_Exercise data_:
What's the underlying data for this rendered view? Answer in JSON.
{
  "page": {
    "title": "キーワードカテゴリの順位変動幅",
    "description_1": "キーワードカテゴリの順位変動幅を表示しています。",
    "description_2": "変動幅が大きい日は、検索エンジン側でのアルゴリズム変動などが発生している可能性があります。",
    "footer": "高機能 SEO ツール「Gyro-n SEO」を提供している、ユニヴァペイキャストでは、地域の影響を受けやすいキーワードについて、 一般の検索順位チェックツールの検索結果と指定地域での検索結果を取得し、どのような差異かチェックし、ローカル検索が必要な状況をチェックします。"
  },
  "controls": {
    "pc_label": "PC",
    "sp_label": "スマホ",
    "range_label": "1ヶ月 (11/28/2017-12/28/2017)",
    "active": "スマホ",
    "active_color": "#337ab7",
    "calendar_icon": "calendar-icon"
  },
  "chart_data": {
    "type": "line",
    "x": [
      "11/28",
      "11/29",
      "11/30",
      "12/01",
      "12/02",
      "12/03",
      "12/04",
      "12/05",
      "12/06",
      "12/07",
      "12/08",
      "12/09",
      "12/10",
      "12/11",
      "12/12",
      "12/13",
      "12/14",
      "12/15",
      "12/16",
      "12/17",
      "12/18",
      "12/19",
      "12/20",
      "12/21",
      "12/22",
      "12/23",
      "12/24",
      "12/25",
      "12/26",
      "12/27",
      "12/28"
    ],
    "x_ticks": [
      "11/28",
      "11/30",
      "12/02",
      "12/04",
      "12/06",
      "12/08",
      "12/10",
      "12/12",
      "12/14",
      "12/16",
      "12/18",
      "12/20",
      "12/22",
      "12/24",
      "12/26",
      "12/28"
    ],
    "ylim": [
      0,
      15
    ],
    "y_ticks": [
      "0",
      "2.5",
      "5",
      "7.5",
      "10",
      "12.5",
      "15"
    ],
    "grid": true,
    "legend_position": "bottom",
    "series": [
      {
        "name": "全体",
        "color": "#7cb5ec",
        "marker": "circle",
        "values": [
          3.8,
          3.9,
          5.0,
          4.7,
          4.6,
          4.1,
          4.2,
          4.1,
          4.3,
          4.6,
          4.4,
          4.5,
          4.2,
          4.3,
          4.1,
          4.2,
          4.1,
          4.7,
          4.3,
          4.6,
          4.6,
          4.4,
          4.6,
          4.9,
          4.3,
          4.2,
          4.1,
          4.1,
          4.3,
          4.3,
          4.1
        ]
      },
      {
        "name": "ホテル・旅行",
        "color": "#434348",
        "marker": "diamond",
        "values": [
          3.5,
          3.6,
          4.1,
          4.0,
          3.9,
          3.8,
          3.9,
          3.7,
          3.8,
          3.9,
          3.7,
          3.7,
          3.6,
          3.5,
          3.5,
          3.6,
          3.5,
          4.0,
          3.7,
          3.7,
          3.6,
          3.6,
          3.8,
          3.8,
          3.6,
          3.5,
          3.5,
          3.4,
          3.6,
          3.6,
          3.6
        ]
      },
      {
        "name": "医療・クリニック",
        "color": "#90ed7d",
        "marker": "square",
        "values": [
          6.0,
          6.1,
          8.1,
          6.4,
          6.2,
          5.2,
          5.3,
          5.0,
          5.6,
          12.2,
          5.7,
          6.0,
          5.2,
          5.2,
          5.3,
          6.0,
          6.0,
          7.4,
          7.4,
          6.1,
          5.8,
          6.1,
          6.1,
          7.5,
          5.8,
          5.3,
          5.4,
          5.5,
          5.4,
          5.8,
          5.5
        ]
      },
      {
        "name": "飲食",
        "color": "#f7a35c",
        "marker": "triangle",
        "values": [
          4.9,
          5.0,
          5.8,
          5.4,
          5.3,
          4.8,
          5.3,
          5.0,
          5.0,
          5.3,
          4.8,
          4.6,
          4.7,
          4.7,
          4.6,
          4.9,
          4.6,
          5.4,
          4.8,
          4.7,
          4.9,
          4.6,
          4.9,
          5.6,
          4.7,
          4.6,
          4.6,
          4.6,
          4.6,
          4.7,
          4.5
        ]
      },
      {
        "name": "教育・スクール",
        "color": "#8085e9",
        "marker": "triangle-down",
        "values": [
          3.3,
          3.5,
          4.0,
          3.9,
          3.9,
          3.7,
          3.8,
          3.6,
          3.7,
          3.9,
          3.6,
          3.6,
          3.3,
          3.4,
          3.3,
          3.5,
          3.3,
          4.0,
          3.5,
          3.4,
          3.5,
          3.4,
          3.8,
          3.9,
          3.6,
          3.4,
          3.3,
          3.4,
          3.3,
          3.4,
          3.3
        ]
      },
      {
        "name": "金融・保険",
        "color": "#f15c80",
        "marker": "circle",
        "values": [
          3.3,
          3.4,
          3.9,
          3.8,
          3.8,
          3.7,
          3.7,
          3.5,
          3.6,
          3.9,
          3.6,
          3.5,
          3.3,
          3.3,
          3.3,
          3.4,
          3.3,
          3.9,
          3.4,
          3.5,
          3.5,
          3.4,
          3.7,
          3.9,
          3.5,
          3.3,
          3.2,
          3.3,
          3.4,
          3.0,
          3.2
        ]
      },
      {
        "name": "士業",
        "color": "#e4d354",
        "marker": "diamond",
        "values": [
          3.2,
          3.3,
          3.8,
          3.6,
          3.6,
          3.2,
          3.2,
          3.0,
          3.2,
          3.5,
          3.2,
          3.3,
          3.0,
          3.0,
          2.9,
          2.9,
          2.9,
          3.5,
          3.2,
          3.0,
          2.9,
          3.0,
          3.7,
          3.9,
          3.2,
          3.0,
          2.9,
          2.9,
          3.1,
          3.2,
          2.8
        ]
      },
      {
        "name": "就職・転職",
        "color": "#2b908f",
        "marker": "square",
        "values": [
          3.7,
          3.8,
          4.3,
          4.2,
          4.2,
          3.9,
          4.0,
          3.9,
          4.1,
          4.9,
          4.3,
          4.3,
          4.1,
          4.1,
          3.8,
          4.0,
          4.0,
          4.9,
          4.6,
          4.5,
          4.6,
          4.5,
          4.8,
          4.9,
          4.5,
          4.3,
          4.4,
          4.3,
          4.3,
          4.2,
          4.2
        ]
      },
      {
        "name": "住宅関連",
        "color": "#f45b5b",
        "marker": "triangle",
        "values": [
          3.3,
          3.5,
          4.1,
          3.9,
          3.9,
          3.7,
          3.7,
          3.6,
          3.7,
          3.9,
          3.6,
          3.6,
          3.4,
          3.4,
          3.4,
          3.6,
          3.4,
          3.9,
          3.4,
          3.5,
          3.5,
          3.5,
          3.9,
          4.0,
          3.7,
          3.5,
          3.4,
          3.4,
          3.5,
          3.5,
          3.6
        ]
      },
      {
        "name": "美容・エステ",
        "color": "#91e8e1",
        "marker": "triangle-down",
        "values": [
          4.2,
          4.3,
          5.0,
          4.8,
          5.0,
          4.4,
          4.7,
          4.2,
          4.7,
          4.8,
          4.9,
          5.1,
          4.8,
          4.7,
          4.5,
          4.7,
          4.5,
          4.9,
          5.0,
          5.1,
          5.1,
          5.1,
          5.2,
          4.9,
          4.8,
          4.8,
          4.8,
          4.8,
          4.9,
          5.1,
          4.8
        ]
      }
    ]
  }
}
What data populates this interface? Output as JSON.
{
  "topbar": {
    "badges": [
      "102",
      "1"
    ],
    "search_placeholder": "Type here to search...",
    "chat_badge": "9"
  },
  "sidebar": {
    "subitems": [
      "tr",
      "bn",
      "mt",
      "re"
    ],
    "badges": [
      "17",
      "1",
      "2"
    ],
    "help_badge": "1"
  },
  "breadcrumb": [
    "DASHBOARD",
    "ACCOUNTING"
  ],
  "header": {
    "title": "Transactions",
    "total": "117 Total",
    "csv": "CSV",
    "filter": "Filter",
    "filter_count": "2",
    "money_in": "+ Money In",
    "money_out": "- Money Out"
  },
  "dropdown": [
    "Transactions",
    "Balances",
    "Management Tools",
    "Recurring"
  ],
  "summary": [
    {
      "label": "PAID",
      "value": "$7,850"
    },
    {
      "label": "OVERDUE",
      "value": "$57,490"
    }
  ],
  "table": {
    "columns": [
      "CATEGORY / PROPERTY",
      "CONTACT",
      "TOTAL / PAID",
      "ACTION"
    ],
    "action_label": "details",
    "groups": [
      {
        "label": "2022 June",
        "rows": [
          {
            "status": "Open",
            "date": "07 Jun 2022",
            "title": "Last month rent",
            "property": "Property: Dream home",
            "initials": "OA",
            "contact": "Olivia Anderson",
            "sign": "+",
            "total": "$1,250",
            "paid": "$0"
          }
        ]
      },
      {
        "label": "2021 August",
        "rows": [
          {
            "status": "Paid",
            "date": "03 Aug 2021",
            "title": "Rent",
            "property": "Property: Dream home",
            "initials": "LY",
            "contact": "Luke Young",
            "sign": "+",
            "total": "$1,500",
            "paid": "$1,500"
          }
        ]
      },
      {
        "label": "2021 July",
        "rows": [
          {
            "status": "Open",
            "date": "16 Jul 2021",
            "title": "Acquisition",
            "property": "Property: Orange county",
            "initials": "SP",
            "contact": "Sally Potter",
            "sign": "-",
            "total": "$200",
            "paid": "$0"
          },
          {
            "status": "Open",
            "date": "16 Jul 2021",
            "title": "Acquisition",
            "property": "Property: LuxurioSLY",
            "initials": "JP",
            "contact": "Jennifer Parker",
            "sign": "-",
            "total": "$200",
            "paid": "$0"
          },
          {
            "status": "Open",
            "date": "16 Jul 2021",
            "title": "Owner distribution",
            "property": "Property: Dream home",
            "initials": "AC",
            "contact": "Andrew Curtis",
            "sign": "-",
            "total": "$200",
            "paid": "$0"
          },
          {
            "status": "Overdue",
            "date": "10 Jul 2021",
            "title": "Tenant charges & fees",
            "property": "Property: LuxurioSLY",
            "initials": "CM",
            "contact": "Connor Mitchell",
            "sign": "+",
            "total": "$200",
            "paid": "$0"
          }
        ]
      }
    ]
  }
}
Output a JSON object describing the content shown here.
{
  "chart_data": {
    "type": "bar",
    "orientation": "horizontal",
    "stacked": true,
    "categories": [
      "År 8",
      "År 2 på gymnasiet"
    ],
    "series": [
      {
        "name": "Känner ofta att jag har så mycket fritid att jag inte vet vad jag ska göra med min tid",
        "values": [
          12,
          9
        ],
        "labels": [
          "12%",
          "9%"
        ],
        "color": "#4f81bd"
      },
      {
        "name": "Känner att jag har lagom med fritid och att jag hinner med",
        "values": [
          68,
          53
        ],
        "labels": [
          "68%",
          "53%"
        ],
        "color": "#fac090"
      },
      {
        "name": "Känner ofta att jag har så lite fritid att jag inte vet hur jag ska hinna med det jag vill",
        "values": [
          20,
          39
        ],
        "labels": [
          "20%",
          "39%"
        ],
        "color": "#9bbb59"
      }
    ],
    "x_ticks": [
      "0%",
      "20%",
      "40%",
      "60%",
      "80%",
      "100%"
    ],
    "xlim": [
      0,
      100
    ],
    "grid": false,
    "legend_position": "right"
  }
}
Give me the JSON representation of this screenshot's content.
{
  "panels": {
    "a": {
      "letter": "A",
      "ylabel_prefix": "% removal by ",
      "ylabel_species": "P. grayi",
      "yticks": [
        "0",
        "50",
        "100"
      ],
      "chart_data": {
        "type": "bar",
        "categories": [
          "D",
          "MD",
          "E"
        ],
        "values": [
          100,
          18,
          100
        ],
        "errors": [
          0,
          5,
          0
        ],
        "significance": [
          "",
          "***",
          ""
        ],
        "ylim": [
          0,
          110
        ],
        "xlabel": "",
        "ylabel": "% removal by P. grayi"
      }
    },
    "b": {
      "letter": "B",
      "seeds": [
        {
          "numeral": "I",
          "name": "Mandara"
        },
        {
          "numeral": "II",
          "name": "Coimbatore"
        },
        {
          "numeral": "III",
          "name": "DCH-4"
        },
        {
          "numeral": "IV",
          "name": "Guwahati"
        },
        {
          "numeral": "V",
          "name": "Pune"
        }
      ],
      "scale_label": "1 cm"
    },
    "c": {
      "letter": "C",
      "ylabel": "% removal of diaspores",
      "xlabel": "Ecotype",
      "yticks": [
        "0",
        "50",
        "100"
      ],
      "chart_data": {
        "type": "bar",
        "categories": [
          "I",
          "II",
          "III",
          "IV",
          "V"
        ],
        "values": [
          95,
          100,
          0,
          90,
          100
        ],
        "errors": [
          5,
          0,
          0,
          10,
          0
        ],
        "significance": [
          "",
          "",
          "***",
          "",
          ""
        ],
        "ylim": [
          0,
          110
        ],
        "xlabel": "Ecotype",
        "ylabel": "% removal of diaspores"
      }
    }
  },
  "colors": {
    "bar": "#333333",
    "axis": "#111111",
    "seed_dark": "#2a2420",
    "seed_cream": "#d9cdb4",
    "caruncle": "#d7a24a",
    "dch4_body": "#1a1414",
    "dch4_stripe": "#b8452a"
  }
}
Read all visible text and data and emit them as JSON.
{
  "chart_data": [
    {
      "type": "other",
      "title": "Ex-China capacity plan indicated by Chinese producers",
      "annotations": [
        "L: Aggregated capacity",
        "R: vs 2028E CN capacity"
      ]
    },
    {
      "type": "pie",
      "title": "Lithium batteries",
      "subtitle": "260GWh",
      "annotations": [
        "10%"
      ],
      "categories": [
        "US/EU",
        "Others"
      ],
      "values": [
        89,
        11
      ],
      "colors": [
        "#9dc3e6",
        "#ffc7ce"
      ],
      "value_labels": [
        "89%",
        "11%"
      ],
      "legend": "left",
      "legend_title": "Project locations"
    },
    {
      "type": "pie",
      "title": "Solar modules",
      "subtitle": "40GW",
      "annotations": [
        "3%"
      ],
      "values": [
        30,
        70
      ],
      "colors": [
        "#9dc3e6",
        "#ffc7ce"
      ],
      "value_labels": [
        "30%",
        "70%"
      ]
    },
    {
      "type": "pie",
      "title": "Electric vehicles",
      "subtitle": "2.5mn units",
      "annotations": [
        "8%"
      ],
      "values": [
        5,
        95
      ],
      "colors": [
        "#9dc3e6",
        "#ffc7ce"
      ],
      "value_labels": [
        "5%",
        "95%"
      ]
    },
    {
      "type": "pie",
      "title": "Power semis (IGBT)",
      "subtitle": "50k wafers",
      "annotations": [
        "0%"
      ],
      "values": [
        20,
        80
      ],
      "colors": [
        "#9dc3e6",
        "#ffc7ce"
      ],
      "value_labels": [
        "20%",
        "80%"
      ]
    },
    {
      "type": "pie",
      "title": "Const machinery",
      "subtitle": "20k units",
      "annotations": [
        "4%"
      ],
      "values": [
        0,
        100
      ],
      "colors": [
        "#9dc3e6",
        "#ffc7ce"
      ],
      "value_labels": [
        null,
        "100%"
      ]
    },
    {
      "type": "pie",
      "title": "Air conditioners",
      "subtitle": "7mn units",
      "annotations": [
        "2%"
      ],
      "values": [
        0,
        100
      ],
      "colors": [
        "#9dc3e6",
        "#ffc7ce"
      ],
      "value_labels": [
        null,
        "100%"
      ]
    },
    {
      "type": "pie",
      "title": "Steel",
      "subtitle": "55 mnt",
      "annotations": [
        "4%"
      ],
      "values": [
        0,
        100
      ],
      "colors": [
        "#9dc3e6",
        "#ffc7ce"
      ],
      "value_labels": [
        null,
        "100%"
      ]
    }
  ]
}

_Exercise task_:
Give only the number of lines in the data that hold the word "here".

_Output for this task_:
2